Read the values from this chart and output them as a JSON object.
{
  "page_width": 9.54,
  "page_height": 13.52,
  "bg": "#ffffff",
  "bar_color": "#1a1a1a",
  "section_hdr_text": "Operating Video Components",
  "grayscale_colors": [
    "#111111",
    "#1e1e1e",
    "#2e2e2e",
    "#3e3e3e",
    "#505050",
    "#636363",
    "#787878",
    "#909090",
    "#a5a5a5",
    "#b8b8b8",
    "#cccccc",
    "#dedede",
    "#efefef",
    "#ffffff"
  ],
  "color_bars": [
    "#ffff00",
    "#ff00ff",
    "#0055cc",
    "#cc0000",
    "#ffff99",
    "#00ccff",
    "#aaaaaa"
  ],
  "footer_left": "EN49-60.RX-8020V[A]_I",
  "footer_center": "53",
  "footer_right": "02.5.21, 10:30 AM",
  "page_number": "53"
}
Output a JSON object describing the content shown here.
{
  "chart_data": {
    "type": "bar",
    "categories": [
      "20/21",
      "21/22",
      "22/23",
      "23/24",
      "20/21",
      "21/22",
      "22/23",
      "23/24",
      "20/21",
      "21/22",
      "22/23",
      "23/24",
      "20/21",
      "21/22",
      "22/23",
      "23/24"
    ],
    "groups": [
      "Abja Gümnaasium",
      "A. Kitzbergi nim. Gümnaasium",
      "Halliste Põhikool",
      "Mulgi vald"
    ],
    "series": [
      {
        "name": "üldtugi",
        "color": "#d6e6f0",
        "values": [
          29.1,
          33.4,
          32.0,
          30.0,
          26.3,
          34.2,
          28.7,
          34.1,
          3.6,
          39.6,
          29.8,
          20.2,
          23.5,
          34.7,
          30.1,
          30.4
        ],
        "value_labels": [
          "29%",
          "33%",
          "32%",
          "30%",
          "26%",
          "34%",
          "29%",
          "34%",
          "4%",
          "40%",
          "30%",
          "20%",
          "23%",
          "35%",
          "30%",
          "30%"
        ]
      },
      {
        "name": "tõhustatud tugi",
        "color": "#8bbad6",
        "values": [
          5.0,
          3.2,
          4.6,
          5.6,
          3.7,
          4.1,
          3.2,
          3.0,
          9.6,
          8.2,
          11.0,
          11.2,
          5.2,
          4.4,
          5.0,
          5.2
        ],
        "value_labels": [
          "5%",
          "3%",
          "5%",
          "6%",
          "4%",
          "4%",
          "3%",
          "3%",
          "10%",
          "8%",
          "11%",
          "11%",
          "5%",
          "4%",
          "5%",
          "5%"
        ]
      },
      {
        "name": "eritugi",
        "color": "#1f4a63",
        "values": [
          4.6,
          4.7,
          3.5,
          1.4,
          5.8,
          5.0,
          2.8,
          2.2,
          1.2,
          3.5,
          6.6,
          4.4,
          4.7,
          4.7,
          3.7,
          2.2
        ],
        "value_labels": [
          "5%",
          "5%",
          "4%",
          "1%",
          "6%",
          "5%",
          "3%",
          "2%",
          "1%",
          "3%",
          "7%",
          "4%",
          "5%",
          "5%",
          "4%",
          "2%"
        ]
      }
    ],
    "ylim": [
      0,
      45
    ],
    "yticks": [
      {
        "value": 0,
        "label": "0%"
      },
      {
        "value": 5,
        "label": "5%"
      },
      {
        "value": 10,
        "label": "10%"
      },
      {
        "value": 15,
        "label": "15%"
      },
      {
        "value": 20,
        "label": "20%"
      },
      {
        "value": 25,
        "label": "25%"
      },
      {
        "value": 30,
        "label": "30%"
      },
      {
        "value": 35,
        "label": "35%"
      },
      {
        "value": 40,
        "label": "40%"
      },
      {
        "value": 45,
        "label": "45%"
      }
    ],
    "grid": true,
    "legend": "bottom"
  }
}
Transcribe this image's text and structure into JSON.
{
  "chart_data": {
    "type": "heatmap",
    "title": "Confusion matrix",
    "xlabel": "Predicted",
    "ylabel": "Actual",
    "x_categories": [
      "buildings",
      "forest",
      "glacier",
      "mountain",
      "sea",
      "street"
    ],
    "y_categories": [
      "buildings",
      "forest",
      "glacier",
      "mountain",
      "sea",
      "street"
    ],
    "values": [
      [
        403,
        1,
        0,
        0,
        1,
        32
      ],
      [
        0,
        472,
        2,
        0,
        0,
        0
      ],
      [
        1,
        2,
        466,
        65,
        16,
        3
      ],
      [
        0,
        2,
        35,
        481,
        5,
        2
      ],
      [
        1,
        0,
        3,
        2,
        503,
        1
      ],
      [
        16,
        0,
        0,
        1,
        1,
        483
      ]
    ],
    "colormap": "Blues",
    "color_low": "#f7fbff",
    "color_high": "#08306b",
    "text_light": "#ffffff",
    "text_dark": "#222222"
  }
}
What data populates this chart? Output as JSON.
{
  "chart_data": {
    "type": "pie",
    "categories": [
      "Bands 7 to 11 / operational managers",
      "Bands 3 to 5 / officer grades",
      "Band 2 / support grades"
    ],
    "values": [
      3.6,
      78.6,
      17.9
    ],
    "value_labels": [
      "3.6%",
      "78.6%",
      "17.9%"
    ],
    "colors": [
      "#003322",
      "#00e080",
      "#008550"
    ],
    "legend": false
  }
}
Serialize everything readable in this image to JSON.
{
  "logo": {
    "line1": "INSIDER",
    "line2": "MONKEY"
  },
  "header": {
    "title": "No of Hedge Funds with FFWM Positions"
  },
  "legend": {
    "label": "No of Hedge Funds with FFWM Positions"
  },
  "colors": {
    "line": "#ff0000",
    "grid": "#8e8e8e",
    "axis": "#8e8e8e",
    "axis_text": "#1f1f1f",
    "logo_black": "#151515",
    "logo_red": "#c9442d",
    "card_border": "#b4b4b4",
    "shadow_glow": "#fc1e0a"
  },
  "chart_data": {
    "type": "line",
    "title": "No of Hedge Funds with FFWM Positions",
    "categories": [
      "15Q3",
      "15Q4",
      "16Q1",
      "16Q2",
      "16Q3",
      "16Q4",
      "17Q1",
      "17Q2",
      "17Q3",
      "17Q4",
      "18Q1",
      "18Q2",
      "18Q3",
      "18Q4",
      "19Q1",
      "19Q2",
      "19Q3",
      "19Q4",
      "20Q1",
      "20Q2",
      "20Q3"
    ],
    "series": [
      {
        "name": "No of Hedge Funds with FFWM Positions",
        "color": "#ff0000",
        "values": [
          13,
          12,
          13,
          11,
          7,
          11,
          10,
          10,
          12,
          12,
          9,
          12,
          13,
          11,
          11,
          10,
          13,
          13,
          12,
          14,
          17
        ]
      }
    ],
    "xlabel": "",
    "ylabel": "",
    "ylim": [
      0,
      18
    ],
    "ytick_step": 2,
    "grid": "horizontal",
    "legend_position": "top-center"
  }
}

***

**OBJECTIVE:** Would you write down every record again, exactly?

**WRITTEN REPLY:**
Read the values from this chart and output them as a JSON object.
{
  "page_width": 9.54,
  "page_height": 13.52,
  "bg": "#ffffff",
  "bar_color": "#1a1a1a",
  "section_hdr_text": "Operating Video Components",
  "grayscale_colors": [
    "#111111",
    "#1e1e1e",
    "#2e2e2e",
    "#3e3e3e",
    "#505050",
    "#636363",
    "#787878",
    "#909090",
    "#a5a5a5",
    "#b8b8b8",
    "#cccccc",
    "#dedede",
    "#efefef",
    "#ffffff"
  ],
  "color_bars": [
    "#ffff00",
    "#ff00ff",
    "#0055cc",
    "#cc0000",
    "#ffff99",
    "#00ccff",
    "#aaaaaa"
  ],
  "footer_left": "EN49-60.RX-8020V[A]_I",
  "footer_center": "53",
  "footer_right": "02.5.21, 10:30 AM",
  "page_number": "53"
}
Output a JSON object describing the content shown here.
{
  "chart_data": {
    "type": "bar",
    "categories": [
      "20/21",
      "21/22",
      "22/23",
      "23/24",
      "20/21",
      "21/22",
      "22/23",
      "23/24",
      "20/21",
      "21/22",
      "22/23",
      "23/24",
      "20/21",
      "21/22",
      "22/23",
      "23/24"
    ],
    "groups": [
      "Abja Gümnaasium",
      "A. Kitzbergi nim. Gümnaasium",
      "Halliste Põhikool",
      "Mulgi vald"
    ],
    "series": [
      {
        "name": "üldtugi",
        "color": "#d6e6f0",
        "values": [
          29.1,
          33.4,
          32.0,
          30.0,
          26.3,
          34.2,
          28.7,
          34.1,
          3.6,
          39.6,
          29.8,
          20.2,
          23.5,
          34.7,
          30.1,
          30.4
        ],
        "value_labels": [
          "29%",
          "33%",
          "32%",
          "30%",
          "26%",
          "34%",
          "29%",
          "34%",
          "4%",
          "40%",
          "30%",
          "20%",
          "23%",
          "35%",
          "30%",
          "30%"
        ]
      },
      {
        "name": "tõhustatud tugi",
        "color": "#8bbad6",
        "values": [
          5.0,
          3.2,
          4.6,
          5.6,
          3.7,
          4.1,
          3.2,
          3.0,
          9.6,
          8.2,
          11.0,
          11.2,
          5.2,
          4.4,
          5.0,
          5.2
        ],
        "value_labels": [
          "5%",
          "3%",
          "5%",
          "6%",
          "4%",
          "4%",
          "3%",
          "3%",
          "10%",
          "8%",
          "11%",
          "11%",
          "5%",
          "4%",
          "5%",
          "5%"
        ]
      },
      {
        "name": "eritugi",
        "color": "#1f4a63",
        "values": [
          4.6,
          4.7,
          3.5,
          1.4,
          5.8,
          5.0,
          2.8,
          2.2,
          1.2,
          3.5,
          6.6,
          4.4,
          4.7,
          4.7,
          3.7,
          2.2
        ],
        "value_labels": [
          "5%",
          "5%",
          "4%",
          "1%",
          "6%",
          "5%",
          "3%",
          "2%",
          "1%",
          "3%",
          "7%",
          "4%",
          "5%",
          "5%",
          "4%",
          "2%"
        ]
      }
    ],
    "ylim": [
      0,
      45
    ],
    "yticks": [
      {
        "value": 0,
        "label": "0%"
      },
      {
        "value": 5,
        "label": "5%"
      },
      {
        "value": 10,
        "label": "10%"
      },
      {
        "value": 15,
        "label": "15%"
      },
      {
        "value": 20,
        "label": "20%"
      },
      {
        "value": 25,
        "label": "25%"
      },
      {
        "value": 30,
        "label": "30%"
      },
      {
        "value": 35,
        "label": "35%"
      },
      {
        "value": 40,
        "label": "40%"
      },
      {
        "value": 45,
        "label": "45%"
      }
    ],
    "grid": true,
    "legend": "bottom"
  }
}
Transcribe this image's text and structure into JSON.
{
  "chart_data": {
    "type": "heatmap",
    "title": "Confusion matrix",
    "xlabel": "Predicted",
    "ylabel": "Actual",
    "x_categories": [
      "buildings",
      "forest",
      "glacier",
      "mountain",
      "sea",
      "street"
    ],
    "y_categories": [
      "buildings",
      "forest",
      "glacier",
      "mountain",
      "sea",
      "street"
    ],
    "values": [
      [
        403,
        1,
        0,
        0,
        1,
        32
      ],
      [
        0,
        472,
        2,
        0,
        0,
        0
      ],
      [
        1,
        2,
        466,
        65,
        16,
        3
      ],
      [
        0,
        2,
        35,
        481,
        5,
        2
      ],
      [
        1,
        0,
        3,
        2,
        503,
        1
      ],
      [
        16,
        0,
        0,
        1,
        1,
        483
      ]
    ],
    "colormap": "Blues",
    "color_low": "#f7fbff",
    "color_high": "#08306b",
    "text_light": "#ffffff",
    "text_dark": "#222222"
  }
}
What data populates this chart? Output as JSON.
{
  "chart_data": {
    "type": "pie",
    "categories": [
      "Bands 7 to 11 / operational managers",
      "Bands 3 to 5 / officer grades",
      "Band 2 / support grades"
    ],
    "values": [
      3.6,
      78.6,
      17.9
    ],
    "value_labels": [
      "3.6%",
      "78.6%",
      "17.9%"
    ],
    "colors": [
      "#003322",
      "#00e080",
      "#008550"
    ],
    "legend": false
  }
}
Serialize everything readable in this image to JSON.
{
  "logo": {
    "line1": "INSIDER",
    "line2": "MONKEY"
  },
  "header": {
    "title": "No of Hedge Funds with FFWM Positions"
  },
  "legend": {
    "label": "No of Hedge Funds with FFWM Positions"
  },
  "colors": {
    "line": "#ff0000",
    "grid": "#8e8e8e",
    "axis": "#8e8e8e",
    "axis_text": "#1f1f1f",
    "logo_black": "#151515",
    "logo_red": "#c9442d",
    "card_border": "#b4b4b4",
    "shadow_glow": "#fc1e0a"
  },
  "chart_data": {
    "type": "line",
    "title": "No of Hedge Funds with FFWM Positions",
    "categories": [
      "15Q3",
      "15Q4",
      "16Q1",
      "16Q2",
      "16Q3",
      "16Q4",
      "17Q1",
      "17Q2",
      "17Q3",
      "17Q4",
      "18Q1",
      "18Q2",
      "18Q3",
      "18Q4",
      "19Q1",
      "19Q2",
      "19Q3",
      "19Q4",
      "20Q1",
      "20Q2",
      "20Q3"
    ],
    "series": [
      {
        "name": "No of Hedge Funds with FFWM Positions",
        "color": "#ff0000",
        "values": [
          13,
          12,
          13,
          11,
          7,
          11,
          10,
          10,
          12,
          12,
          9,
          12,
          13,
          11,
          11,
          10,
          13,
          13,
          12,
          14,
          17
        ]
      }
    ],
    "xlabel": "",
    "ylabel": "",
    "ylim": [
      0,
      18
    ],
    "ytick_step": 2,
    "grid": "horizontal",
    "legend_position": "top-center"
  }
}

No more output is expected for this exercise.